[Begin The input]

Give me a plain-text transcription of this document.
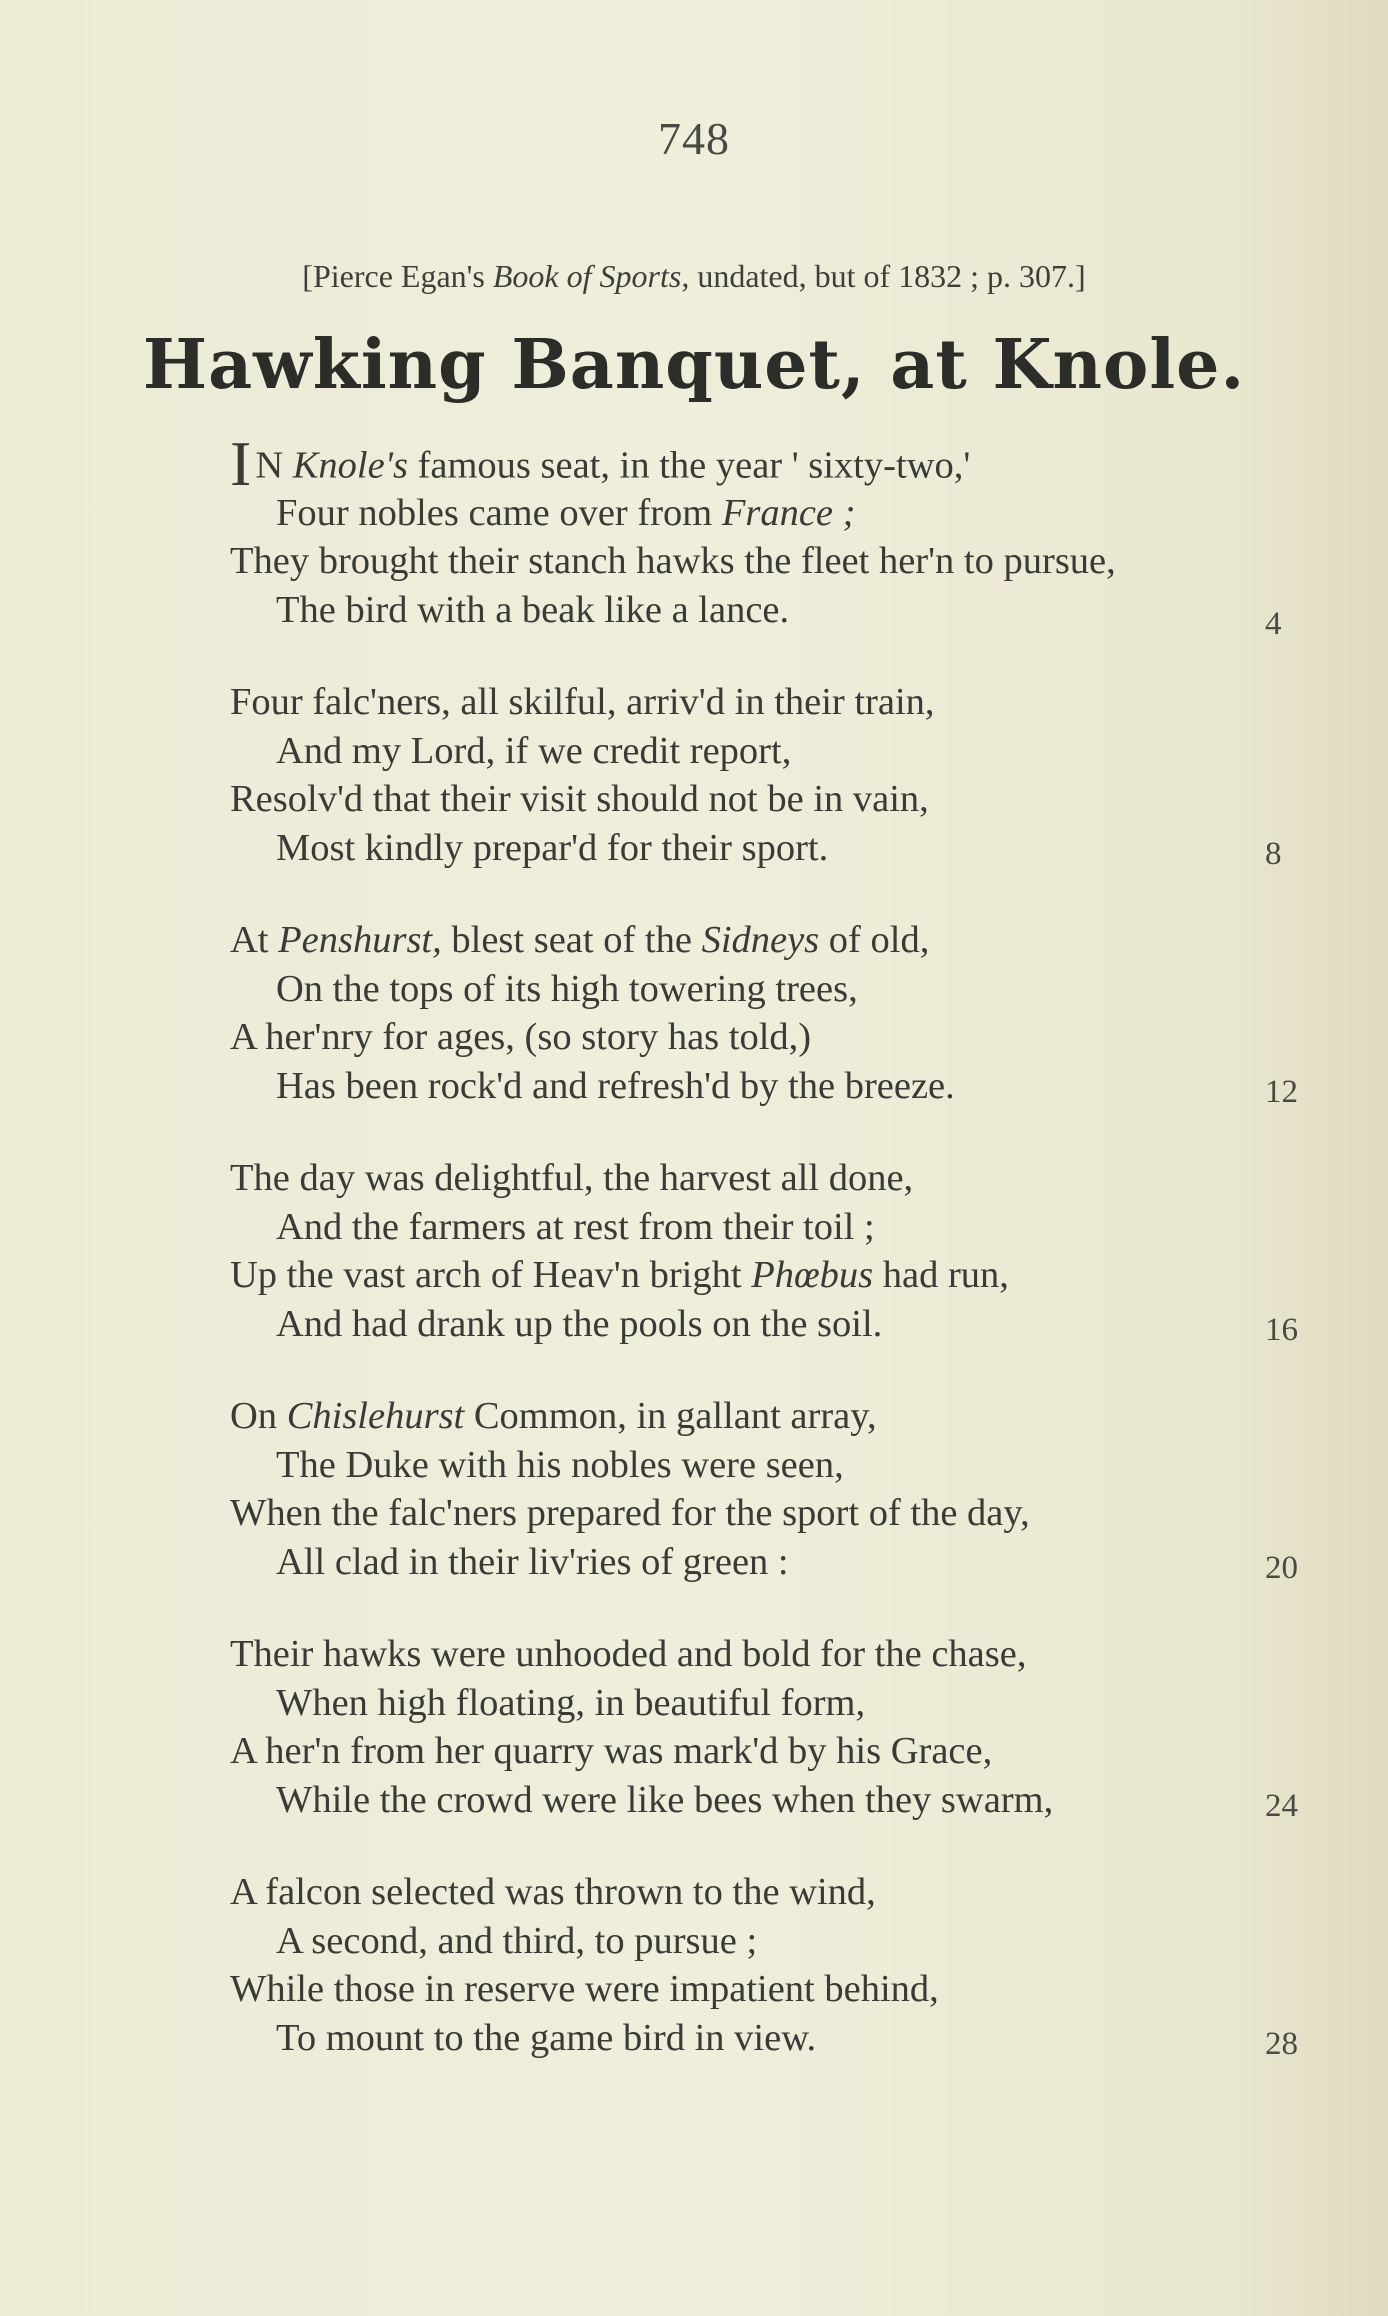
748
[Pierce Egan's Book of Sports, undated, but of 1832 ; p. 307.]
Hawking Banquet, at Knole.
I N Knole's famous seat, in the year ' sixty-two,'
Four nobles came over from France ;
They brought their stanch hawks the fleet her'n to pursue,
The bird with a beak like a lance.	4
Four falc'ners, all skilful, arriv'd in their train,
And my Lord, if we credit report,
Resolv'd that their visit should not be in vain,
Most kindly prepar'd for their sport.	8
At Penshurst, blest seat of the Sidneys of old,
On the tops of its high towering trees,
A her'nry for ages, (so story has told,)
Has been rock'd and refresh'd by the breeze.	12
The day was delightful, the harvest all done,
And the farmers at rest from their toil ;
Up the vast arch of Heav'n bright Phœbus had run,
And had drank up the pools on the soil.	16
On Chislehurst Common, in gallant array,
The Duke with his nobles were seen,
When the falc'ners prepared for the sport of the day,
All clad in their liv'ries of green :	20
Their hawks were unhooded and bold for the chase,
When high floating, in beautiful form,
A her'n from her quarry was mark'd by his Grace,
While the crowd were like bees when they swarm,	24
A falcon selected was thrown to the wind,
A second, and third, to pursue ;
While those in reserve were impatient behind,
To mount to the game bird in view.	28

[End The input]

● **Given exercise**:
Copy every line of the data exactly as written, excluding the pictures.

● **Final result**:
Give me a plain-text transcription of this document.
748
[Pierce Egan's Book of Sports, undated, but of 1832 ; p. 307.]
Hawking Banquet, at Knole.
I N Knole's famous seat, in the year ' sixty-two,'
Four nobles came over from France ;
They brought their stanch hawks the fleet her'n to pursue,
The bird with a beak like a lance.	4
Four falc'ners, all skilful, arriv'd in their train,
And my Lord, if we credit report,
Resolv'd that their visit should not be in vain,
Most kindly prepar'd for their sport.	8
At Penshurst, blest seat of the Sidneys of old,
On the tops of its high towering trees,
A her'nry for ages, (so story has told,)
Has been rock'd and refresh'd by the breeze.	12
The day was delightful, the harvest all done,
And the farmers at rest from their toil ;
Up the vast arch of Heav'n bright Phœbus had run,
And had drank up the pools on the soil.	16
On Chislehurst Common, in gallant array,
The Duke with his nobles were seen,
When the falc'ners prepared for the sport of the day,
All clad in their liv'ries of green :	20
Their hawks were unhooded and bold for the chase,
When high floating, in beautiful form,
A her'n from her quarry was mark'd by his Grace,
While the crowd were like bees when they swarm,	24
A falcon selected was thrown to the wind,
A second, and third, to pursue ;
While those in reserve were impatient behind,
To mount to the game bird in view.	28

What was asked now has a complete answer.